> [Task to complete]:
Note each line of the listing that contains the string "Извлечь", and copy it.

> [Listed records]:
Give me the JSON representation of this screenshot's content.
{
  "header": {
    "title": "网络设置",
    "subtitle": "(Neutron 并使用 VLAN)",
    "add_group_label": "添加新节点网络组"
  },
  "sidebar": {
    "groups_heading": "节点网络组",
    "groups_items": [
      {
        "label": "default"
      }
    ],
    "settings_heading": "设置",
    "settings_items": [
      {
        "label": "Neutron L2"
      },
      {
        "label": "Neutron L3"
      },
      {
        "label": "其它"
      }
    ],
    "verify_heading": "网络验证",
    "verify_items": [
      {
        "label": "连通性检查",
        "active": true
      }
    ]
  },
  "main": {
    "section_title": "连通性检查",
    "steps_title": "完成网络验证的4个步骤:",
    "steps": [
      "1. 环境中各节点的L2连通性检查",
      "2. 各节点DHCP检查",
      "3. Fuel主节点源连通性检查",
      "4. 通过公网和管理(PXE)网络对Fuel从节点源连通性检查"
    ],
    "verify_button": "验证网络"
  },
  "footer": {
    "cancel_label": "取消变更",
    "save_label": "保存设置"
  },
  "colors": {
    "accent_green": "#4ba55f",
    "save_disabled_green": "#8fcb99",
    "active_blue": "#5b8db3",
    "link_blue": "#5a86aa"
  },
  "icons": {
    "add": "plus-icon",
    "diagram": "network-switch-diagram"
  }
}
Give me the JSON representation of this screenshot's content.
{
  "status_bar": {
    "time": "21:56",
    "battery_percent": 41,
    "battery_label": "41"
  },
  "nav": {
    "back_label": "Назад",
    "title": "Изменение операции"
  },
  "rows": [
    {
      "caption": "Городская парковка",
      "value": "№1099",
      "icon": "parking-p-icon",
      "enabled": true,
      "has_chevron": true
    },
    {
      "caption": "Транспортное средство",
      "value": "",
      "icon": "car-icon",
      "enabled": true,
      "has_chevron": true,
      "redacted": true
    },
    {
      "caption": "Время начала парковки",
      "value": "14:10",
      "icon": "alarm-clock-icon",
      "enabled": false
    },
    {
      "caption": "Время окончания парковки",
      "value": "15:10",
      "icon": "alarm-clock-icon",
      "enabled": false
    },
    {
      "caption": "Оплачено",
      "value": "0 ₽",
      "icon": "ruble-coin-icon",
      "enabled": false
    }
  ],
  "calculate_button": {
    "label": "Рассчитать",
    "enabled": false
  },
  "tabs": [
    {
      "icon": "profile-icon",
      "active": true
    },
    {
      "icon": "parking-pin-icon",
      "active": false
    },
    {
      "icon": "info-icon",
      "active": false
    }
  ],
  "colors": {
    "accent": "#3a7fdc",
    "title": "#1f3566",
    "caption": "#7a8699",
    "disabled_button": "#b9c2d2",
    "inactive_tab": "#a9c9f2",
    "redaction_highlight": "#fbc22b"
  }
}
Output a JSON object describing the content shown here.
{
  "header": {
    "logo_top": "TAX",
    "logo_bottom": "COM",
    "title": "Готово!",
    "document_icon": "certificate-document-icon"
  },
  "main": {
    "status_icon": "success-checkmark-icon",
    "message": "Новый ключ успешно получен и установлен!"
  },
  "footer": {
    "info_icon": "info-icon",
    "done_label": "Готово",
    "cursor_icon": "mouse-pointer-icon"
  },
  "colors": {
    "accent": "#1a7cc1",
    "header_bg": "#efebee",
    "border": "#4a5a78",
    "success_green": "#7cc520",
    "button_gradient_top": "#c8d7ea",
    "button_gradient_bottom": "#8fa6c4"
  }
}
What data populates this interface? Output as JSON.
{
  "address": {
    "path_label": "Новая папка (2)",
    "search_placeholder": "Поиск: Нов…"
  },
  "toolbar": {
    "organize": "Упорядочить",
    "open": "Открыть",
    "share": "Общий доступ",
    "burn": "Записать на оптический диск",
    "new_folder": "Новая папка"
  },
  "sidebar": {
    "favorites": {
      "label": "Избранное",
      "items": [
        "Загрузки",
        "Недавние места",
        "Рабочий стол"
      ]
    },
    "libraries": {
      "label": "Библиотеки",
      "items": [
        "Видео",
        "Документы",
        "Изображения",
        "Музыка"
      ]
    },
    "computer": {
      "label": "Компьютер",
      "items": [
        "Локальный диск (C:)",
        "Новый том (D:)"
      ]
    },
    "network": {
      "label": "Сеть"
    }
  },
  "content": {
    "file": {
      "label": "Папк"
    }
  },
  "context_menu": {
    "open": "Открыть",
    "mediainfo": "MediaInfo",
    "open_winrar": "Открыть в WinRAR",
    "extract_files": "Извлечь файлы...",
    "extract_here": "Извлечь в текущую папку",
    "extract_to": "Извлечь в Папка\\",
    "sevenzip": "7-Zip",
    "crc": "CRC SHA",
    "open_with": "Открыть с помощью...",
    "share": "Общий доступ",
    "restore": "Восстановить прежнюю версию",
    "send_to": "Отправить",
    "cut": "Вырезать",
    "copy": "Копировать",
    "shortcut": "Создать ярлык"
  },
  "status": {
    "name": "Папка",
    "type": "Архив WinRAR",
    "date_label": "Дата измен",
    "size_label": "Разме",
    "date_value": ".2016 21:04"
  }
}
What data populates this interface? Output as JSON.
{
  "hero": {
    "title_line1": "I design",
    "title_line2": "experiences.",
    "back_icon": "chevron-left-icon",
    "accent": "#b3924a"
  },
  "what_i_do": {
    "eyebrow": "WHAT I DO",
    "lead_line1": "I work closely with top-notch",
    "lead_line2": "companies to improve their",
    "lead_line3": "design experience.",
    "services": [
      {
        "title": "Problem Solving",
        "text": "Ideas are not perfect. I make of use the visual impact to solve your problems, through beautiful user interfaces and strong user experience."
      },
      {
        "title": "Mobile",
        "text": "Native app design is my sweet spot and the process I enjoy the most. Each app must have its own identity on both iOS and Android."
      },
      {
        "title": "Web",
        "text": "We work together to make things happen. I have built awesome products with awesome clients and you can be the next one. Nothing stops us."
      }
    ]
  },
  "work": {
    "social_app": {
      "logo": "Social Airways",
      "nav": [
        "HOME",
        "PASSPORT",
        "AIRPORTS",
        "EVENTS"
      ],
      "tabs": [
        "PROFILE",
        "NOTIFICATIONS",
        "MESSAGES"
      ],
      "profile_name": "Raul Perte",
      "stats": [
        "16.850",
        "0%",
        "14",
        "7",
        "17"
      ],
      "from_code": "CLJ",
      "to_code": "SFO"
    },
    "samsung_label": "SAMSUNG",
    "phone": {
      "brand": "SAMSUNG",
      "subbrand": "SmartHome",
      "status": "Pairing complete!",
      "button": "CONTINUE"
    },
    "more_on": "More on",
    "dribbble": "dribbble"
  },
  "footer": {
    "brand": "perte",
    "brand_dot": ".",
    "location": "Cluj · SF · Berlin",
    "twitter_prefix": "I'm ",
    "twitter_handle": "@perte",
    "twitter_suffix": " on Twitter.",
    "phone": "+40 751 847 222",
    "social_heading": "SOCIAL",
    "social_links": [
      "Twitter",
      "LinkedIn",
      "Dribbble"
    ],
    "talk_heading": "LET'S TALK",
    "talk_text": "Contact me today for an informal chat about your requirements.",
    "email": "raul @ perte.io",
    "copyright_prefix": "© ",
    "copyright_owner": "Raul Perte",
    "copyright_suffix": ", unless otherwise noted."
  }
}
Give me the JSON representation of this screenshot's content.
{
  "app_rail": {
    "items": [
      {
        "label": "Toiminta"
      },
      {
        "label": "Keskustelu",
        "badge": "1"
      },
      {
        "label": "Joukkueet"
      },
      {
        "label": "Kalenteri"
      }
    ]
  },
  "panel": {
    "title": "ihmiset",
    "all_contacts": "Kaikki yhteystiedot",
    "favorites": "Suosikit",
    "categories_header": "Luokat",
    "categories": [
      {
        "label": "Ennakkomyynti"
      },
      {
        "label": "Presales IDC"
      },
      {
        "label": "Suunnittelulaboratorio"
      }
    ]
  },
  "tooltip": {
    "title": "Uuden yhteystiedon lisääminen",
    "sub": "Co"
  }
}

> [Reply to the task]:
    "extract_files": "Извлечь файлы...",
    "extract_here": "Извлечь в текущую папку",
    "extract_to": "Извлечь в Папка\\",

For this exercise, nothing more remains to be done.